--- start of Available data ---

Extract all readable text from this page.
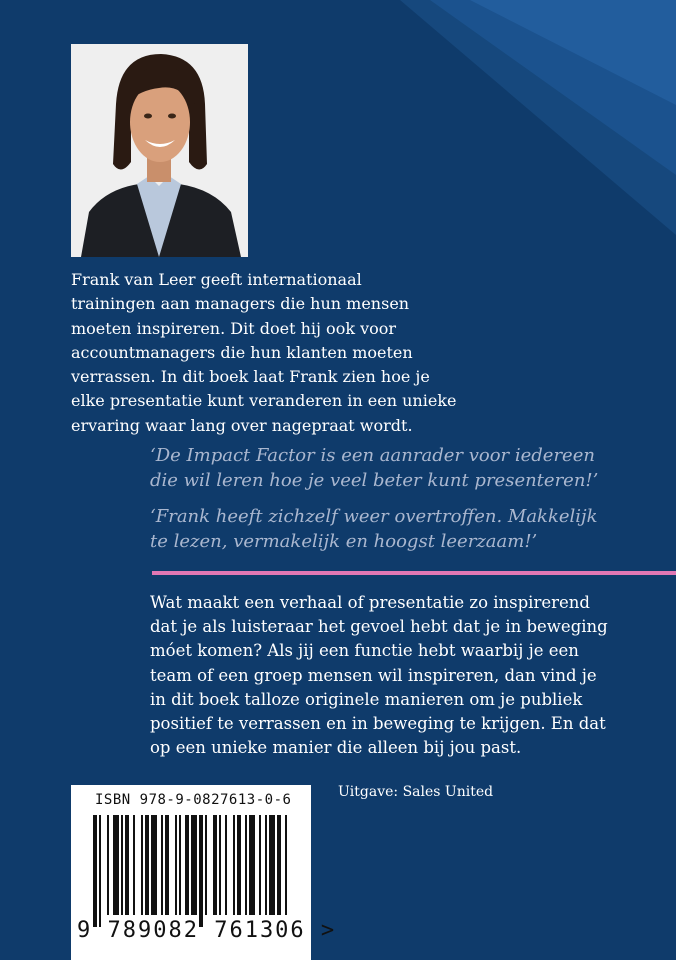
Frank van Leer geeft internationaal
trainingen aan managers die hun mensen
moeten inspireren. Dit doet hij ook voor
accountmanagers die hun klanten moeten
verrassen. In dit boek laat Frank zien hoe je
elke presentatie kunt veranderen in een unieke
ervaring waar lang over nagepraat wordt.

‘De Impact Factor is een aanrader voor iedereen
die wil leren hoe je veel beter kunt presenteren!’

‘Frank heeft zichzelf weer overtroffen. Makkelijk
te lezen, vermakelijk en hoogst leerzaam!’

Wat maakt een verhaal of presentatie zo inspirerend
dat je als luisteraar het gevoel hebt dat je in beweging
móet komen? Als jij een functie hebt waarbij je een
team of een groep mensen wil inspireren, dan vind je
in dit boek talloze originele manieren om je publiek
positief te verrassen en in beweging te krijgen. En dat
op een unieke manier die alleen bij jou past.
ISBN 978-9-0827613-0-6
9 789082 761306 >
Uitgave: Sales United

--- end of Available data ---
--- start of Available data ---

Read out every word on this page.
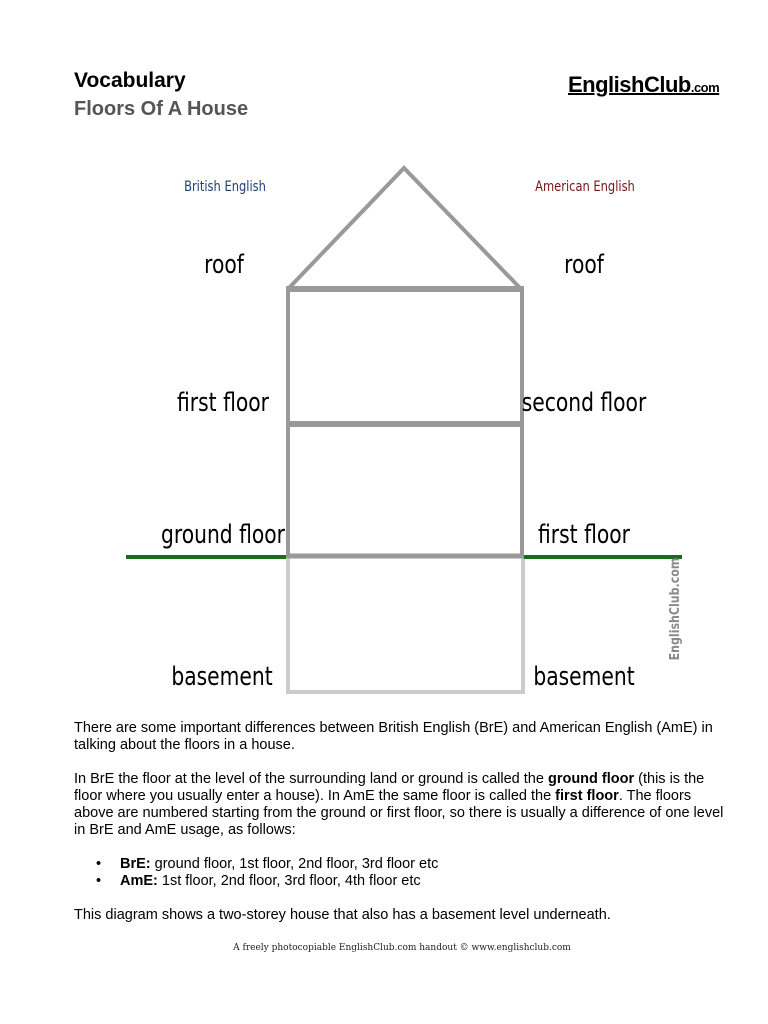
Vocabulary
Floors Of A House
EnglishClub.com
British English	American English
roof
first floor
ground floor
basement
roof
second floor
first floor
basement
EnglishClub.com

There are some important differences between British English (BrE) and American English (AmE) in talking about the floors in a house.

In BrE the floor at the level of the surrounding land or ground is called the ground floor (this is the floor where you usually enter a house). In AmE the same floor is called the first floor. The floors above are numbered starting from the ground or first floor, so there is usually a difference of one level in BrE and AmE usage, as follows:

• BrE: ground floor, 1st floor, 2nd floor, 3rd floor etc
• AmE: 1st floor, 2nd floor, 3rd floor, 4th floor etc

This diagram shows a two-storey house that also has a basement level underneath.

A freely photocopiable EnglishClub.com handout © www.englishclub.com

--- end of Available data ---

#### Exercise objective
Search the records for the word "American". Copy every line that has it.

#### Written response
British English	American English
There are some important differences between British English (BrE) and American English (AmE) in talking about the floors in a house.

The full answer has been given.